# Aim
Here are some records. Copy each one exactly.
-- Begin --
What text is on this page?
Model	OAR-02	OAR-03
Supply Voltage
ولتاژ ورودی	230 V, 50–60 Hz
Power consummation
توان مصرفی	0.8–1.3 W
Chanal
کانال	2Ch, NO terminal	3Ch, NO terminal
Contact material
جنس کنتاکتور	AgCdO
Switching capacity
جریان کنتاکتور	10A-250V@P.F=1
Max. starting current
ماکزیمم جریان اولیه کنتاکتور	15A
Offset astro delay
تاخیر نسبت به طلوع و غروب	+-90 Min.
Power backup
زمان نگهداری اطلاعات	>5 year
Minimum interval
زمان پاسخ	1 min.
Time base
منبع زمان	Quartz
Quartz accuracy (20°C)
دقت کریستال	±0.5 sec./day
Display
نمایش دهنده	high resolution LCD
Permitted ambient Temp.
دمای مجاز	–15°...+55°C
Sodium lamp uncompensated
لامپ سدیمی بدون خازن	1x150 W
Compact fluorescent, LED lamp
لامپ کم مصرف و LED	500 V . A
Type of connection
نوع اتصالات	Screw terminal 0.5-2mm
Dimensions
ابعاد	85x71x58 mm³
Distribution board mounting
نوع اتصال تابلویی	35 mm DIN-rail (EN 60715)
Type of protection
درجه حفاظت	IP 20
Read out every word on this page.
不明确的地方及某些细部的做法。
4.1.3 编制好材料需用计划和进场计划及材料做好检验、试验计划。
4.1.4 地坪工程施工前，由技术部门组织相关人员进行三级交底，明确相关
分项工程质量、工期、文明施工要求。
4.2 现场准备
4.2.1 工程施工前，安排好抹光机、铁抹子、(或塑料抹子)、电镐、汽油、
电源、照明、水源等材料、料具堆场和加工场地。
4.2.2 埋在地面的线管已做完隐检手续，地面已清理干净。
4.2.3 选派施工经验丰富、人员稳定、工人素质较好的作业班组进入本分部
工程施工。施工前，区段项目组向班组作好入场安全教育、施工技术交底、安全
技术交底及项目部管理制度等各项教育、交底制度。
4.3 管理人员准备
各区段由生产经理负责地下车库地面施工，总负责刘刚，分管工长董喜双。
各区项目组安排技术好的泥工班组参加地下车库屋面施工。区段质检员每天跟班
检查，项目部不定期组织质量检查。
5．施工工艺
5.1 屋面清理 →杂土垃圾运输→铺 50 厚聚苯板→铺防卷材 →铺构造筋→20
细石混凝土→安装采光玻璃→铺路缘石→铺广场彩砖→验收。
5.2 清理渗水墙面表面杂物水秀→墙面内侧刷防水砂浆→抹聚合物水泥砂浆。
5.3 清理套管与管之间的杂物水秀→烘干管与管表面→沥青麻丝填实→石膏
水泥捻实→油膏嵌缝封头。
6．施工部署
-- End --
# Problem solution
What text is on this page?
Model	OAR-02	OAR-03
Supply Voltage
ولتاژ ورودی	230 V, 50–60 Hz
Power consummation
توان مصرفی	0.8–1.3 W
Chanal
کانال	2Ch, NO terminal	3Ch, NO terminal
Contact material
جنس کنتاکتور	AgCdO
Switching capacity
جریان کنتاکتور	10A-250V@P.F=1
Max. starting current
ماکزیمم جریان اولیه کنتاکتور	15A
Offset astro delay
تاخیر نسبت به طلوع و غروب	+-90 Min.
Power backup
زمان نگهداری اطلاعات	>5 year
Minimum interval
زمان پاسخ	1 min.
Time base
منبع زمان	Quartz
Quartz accuracy (20°C)
دقت کریستال	±0.5 sec./day
Display
نمایش دهنده	high resolution LCD
Permitted ambient Temp.
دمای مجاز	–15°...+55°C
Sodium lamp uncompensated
لامپ سدیمی بدون خازن	1x150 W
Compact fluorescent, LED lamp
لامپ کم مصرف و LED	500 V . A
Type of connection
نوع اتصالات	Screw terminal 0.5-2mm
Dimensions
ابعاد	85x71x58 mm³
Distribution board mounting
نوع اتصال تابلویی	35 mm DIN-rail (EN 60715)
Type of protection
درجه حفاظت	IP 20
Read out every word on this page.
不明确的地方及某些细部的做法。
4.1.3 编制好材料需用计划和进场计划及材料做好检验、试验计划。
4.1.4 地坪工程施工前，由技术部门组织相关人员进行三级交底，明确相关
分项工程质量、工期、文明施工要求。
4.2 现场准备
4.2.1 工程施工前，安排好抹光机、铁抹子、(或塑料抹子)、电镐、汽油、
电源、照明、水源等材料、料具堆场和加工场地。
4.2.2 埋在地面的线管已做完隐检手续，地面已清理干净。
4.2.3 选派施工经验丰富、人员稳定、工人素质较好的作业班组进入本分部
工程施工。施工前，区段项目组向班组作好入场安全教育、施工技术交底、安全
技术交底及项目部管理制度等各项教育、交底制度。
4.3 管理人员准备
各区段由生产经理负责地下车库地面施工，总负责刘刚，分管工长董喜双。
各区项目组安排技术好的泥工班组参加地下车库屋面施工。区段质检员每天跟班
检查，项目部不定期组织质量检查。
5．施工工艺
5.1 屋面清理 →杂土垃圾运输→铺 50 厚聚苯板→铺防卷材 →铺构造筋→20
细石混凝土→安装采光玻璃→铺路缘石→铺广场彩砖→验收。
5.2 清理渗水墙面表面杂物水秀→墙面内侧刷防水砂浆→抹聚合物水泥砂浆。
5.3 清理套管与管之间的杂物水秀→烘干管与管表面→沥青麻丝填实→石膏
水泥捻实→油膏嵌缝封头。
6．施工部署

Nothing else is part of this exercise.